[Stored data]
** begin **

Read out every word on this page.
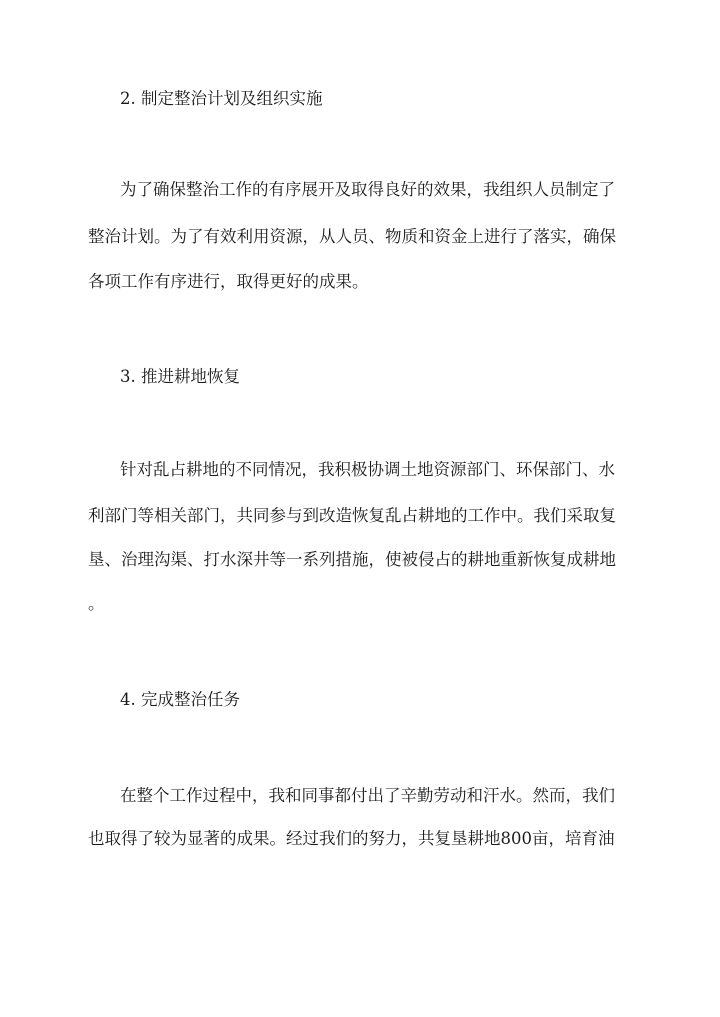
2. 制定整治计划及组织实施
为了确保整治工作的有序展开及取得良好的效果，我组织人员制定了
整治计划。为了有效利用资源，从人员、物质和资金上进行了落实，确保
各项工作有序进行，取得更好的成果。
3. 推进耕地恢复
针对乱占耕地的不同情况，我积极协调土地资源部门、环保部门、水
利部门等相关部门，共同参与到改造恢复乱占耕地的工作中。我们采取复
垦、治理沟渠、打水深井等一系列措施，使被侵占的耕地重新恢复成耕地
。
4. 完成整治任务
在整个工作过程中，我和同事都付出了辛勤劳动和汗水。然而，我们
也取得了较为显著的成果。经过我们的努力，共复垦耕地800亩，培育油
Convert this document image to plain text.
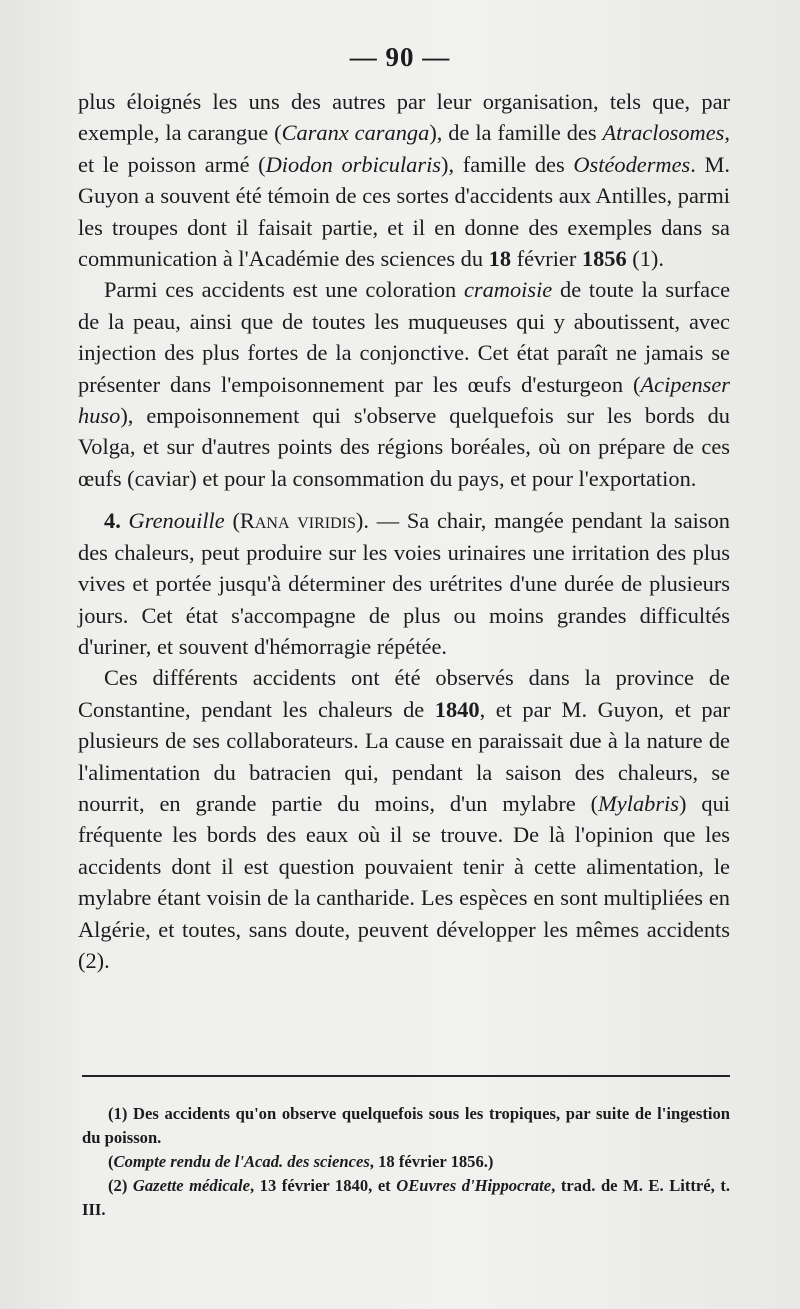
— 90 —

plus éloignés les uns des autres par leur organisation, tels que, par exemple, la carangue (Caranx caranga), de la famille des Atraclosomes, et le poisson armé (Diodon orbicularis), famille des Ostéodermes. M. Guyon a souvent été témoin de ces sortes d'accidents aux Antilles, parmi les troupes dont il faisait partie, et il en donne des exemples dans sa communication à l'Académie des sciences du 18 février 1856 (1).

Parmi ces accidents est une coloration cramoisie de toute la surface de la peau, ainsi que de toutes les muqueuses qui y aboutissent, avec injection des plus fortes de la conjonctive. Cet état paraît ne jamais se présenter dans l'empoisonnement par les œufs d'esturgeon (Acipenser huso), empoisonnement qui s'observe quelquefois sur les bords du Volga, et sur d'autres points des régions boréales, où on prépare de ces œufs (caviar) et pour la consommation du pays, et pour l'exportation.

4. Grenouille (Rana viridis). — Sa chair, mangée pendant la saison des chaleurs, peut produire sur les voies urinaires une irritation des plus vives et portée jusqu'à déterminer des urétrites d'une durée de plusieurs jours. Cet état s'accompagne de plus ou moins grandes difficultés d'uriner, et souvent d'hémorragie répétée.

Ces différents accidents ont été observés dans la province de Constantine, pendant les chaleurs de 1840, et par M. Guyon, et par plusieurs de ses collaborateurs. La cause en paraissait due à la nature de l'alimentation du batracien qui, pendant la saison des chaleurs, se nourrit, en grande partie du moins, d'un mylabre (Mylabris) qui fréquente les bords des eaux où il se trouve. De là l'opinion que les accidents dont il est question pouvaient tenir à cette alimentation, le mylabre étant voisin de la cantharide. Les espèces en sont multipliées en Algérie, et toutes, sans doute, peuvent développer les mêmes accidents (2).

(1) Des accidents qu'on observe quelquefois sous les tropiques, par suite de l'ingestion du poisson.

(Compte rendu de l'Acad. des sciences, 18 février 1856.)

(2) Gazette médicale, 13 février 1840, et OEuvres d'Hippocrate, trad. de M. E. Littré, t. III.
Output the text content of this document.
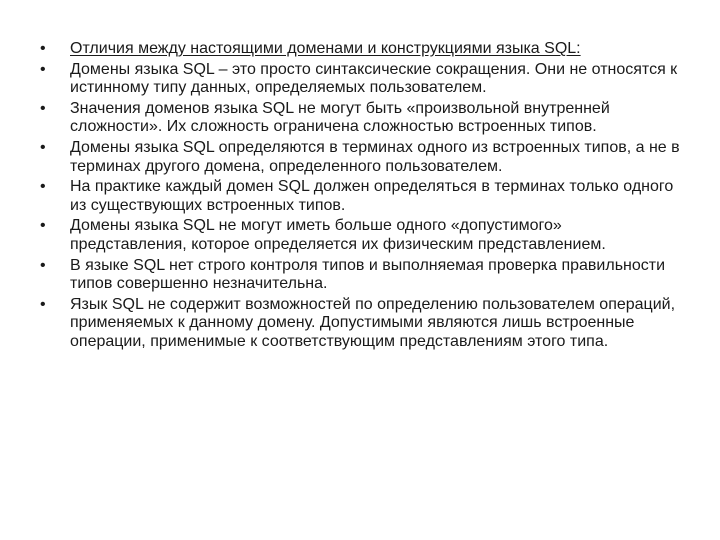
•	Отличия между настоящими доменами и конструкциями языка SQL:
•	Домены языка SQL – это просто синтаксические сокращения. Они не относятся к истинному типу данных, определяемых пользователем.
•	Значения доменов языка SQL не могут быть «произвольной внутренней сложности». Их сложность ограничена сложностью встроенных типов.
•	Домены языка SQL определяются в терминах одного из встроенных типов, а не в терминах другого домена, определенного пользователем.
•	На практике каждый домен SQL должен определяться в терминах только одного из существующих встроенных типов.
•	Домены языка SQL не могут иметь больше одного «допустимого» представления, которое определяется их физическим представлением.
•	В языке SQL нет строго контроля типов и выполняемая проверка правильности типов совершенно незначительна.
•	Язык SQL не содержит возможностей по определению пользователем операций, применяемых к данному домену. Допустимыми являются лишь встроенные операции, применимые к соответствующим представлениям этого типа.
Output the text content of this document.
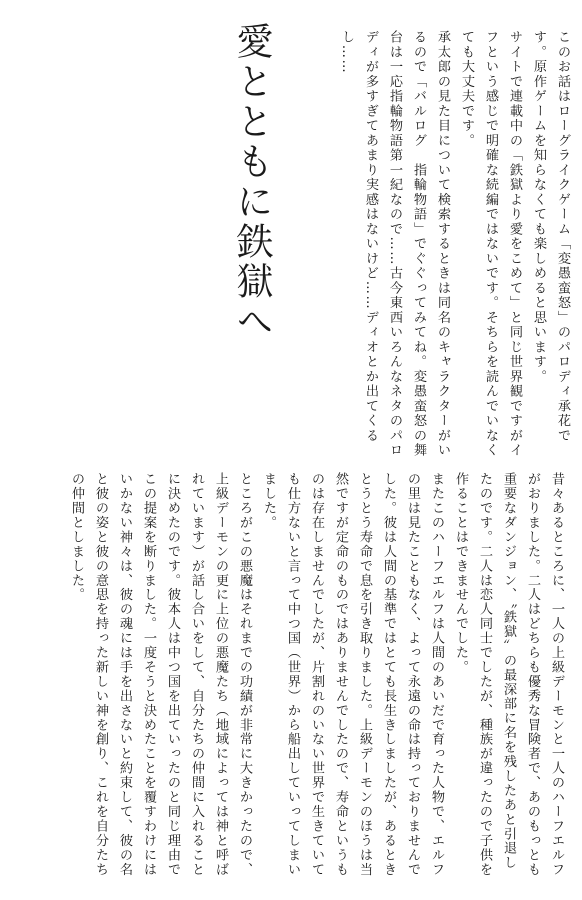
愛とともに鉄獄へ	このお話はローグライクゲーム「変愚蛮怒」のパロディ承花です。原作ゲームを知らなくても楽しめると思います。

サイトで連載中の「鉄獄より愛をこめて」と同じ世界観ですがイフという感じで明確な続編ではないです。そちらを読んでいなくても大丈夫です。

承太郎の見た目について検索するときは同名のキャラクターがいるので「バルログ　指輪物語」でぐぐってみてね。変愚蛮怒の舞台は一応指輪物語第一紀なので……古今東西いろんなネタのパロディが多すぎてあまり実感はないけど……ディオとか出てくるし……

昔々あるところに、一人の上級デーモンと一人のハーフエルフがおりました。二人はどちらも優秀な冒険者で、あのもっとも重要なダンジョン、〝鉄獄〟の最深部に名を残したあと引退したのです。二人は恋人同士でしたが、種族が違ったので子供を作ることはできませんでした。

またこのハーフエルフは人間のあいだで育った人物で、エルフの里は見たこともなく、よって永遠の命は持っておりませんでした。彼は人間の基準ではとても長生きしましたが、あるときとうとう寿命で息を引き取りました。上級デーモンのほうは当然ですが定命のものではありませんでしたので、寿命というものは存在しませんでしたが、片割れのいない世界で生きていても仕方ないと言って中つ国（世界）から船出していってしまいました。

ところがこの悪魔はそれまでの功績が非常に大きかったので、上級デーモンの更に上位の悪魔たち（地域によっては神と呼ばれています）が話し合いをして、自分たちの仲間に入れることに決めたのです。彼本人は中つ国を出ていったのと同じ理由でこの提案を断りました。一度そうと決めたことを覆すわけにはいかない神々は、彼の魂には手を出さないと約束して、彼の名と彼の姿と彼の意思を持った新しい神を創り、これを自分たちの仲間としました。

** end **

■ STATED TASK ■
Pictures are excluded; copy all other data exactly as shown.

■ ANSWER IN FULL ■
Read out every word on this page.
2. 制定整治计划及组织实施
为了确保整治工作的有序展开及取得良好的效果，我组织人员制定了
整治计划。为了有效利用资源，从人员、物质和资金上进行了落实，确保
各项工作有序进行，取得更好的成果。
3. 推进耕地恢复
针对乱占耕地的不同情况，我积极协调土地资源部门、环保部门、水
利部门等相关部门，共同参与到改造恢复乱占耕地的工作中。我们采取复
垦、治理沟渠、打水深井等一系列措施，使被侵占的耕地重新恢复成耕地
。
4. 完成整治任务
在整个工作过程中，我和同事都付出了辛勤劳动和汗水。然而，我们
也取得了较为显著的成果。经过我们的努力，共复垦耕地800亩，培育油
Convert this document image to plain text.
— 90 —

plus éloignés les uns des autres par leur organisation, tels que, par exemple, la carangue (Caranx caranga), de la famille des Atraclosomes, et le poisson armé (Diodon orbicularis), famille des Ostéodermes. M. Guyon a souvent été témoin de ces sortes d'accidents aux Antilles, parmi les troupes dont il faisait partie, et il en donne des exemples dans sa communication à l'Académie des sciences du 18 février 1856 (1).

Parmi ces accidents est une coloration cramoisie de toute la surface de la peau, ainsi que de toutes les muqueuses qui y aboutissent, avec injection des plus fortes de la conjonctive. Cet état paraît ne jamais se présenter dans l'empoisonnement par les œufs d'esturgeon (Acipenser huso), empoisonnement qui s'observe quelquefois sur les bords du Volga, et sur d'autres points des régions boréales, où on prépare de ces œufs (caviar) et pour la consommation du pays, et pour l'exportation.

4. Grenouille (Rana viridis). — Sa chair, mangée pendant la saison des chaleurs, peut produire sur les voies urinaires une irritation des plus vives et portée jusqu'à déterminer des urétrites d'une durée de plusieurs jours. Cet état s'accompagne de plus ou moins grandes difficultés d'uriner, et souvent d'hémorragie répétée.

Ces différents accidents ont été observés dans la province de Constantine, pendant les chaleurs de 1840, et par M. Guyon, et par plusieurs de ses collaborateurs. La cause en paraissait due à la nature de l'alimentation du batracien qui, pendant la saison des chaleurs, se nourrit, en grande partie du moins, d'un mylabre (Mylabris) qui fréquente les bords des eaux où il se trouve. De là l'opinion que les accidents dont il est question pouvaient tenir à cette alimentation, le mylabre étant voisin de la cantharide. Les espèces en sont multipliées en Algérie, et toutes, sans doute, peuvent développer les mêmes accidents (2).

(1) Des accidents qu'on observe quelquefois sous les tropiques, par suite de l'ingestion du poisson.

(Compte rendu de l'Acad. des sciences, 18 février 1856.)

(2) Gazette médicale, 13 février 1840, et OEuvres d'Hippocrate, trad. de M. E. Littré, t. III.
Output the text content of this document.
•	Отличия между настоящими доменами и конструкциями языка SQL:
•	Домены языка SQL – это просто синтаксические сокращения. Они не относятся к истинному типу данных, определяемых пользователем.
•	Значения доменов языка SQL не могут быть «произвольной внутренней сложности». Их сложность ограничена сложностью встроенных типов.
•	Домены языка SQL определяются в терминах одного из встроенных типов, а не в терминах другого домена, определенного пользователем.
•	На практике каждый домен SQL должен определяться в терминах только одного из существующих встроенных типов.
•	Домены языка SQL не могут иметь больше одного «допустимого» представления, которое определяется их физическим представлением.
•	В языке SQL нет строго контроля типов и выполняемая проверка правильности типов совершенно незначительна.
•	Язык SQL не содержит возможностей по определению пользователем операций, применяемых к данному домену. Допустимыми являются лишь встроенные операции, применимые к соответствующим представлениям этого типа.
Output the text content of this document.
愛とともに鉄獄へ	このお話はローグライクゲーム「変愚蛮怒」のパロディ承花です。原作ゲームを知らなくても楽しめると思います。

サイトで連載中の「鉄獄より愛をこめて」と同じ世界観ですがイフという感じで明確な続編ではないです。そちらを読んでいなくても大丈夫です。

承太郎の見た目について検索するときは同名のキャラクターがいるので「バルログ　指輪物語」でぐぐってみてね。変愚蛮怒の舞台は一応指輪物語第一紀なので……古今東西いろんなネタのパロディが多すぎてあまり実感はないけど……ディオとか出てくるし……

昔々あるところに、一人の上級デーモンと一人のハーフエルフがおりました。二人はどちらも優秀な冒険者で、あのもっとも重要なダンジョン、〝鉄獄〟の最深部に名を残したあと引退したのです。二人は恋人同士でしたが、種族が違ったので子供を作ることはできませんでした。

またこのハーフエルフは人間のあいだで育った人物で、エルフの里は見たこともなく、よって永遠の命は持っておりませんでした。彼は人間の基準ではとても長生きしましたが、あるときとうとう寿命で息を引き取りました。上級デーモンのほうは当然ですが定命のものではありませんでしたので、寿命というものは存在しませんでしたが、片割れのいない世界で生きていても仕方ないと言って中つ国（世界）から船出していってしまいました。

ところがこの悪魔はそれまでの功績が非常に大きかったので、上級デーモンの更に上位の悪魔たち（地域によっては神と呼ばれています）が話し合いをして、自分たちの仲間に入れることに決めたのです。彼本人は中つ国を出ていったのと同じ理由でこの提案を断りました。一度そうと決めたことを覆すわけにはいかない神々は、彼の魂には手を出さないと約束して、彼の名と彼の姿と彼の意思を持った新しい神を創り、これを自分たちの仲間としました。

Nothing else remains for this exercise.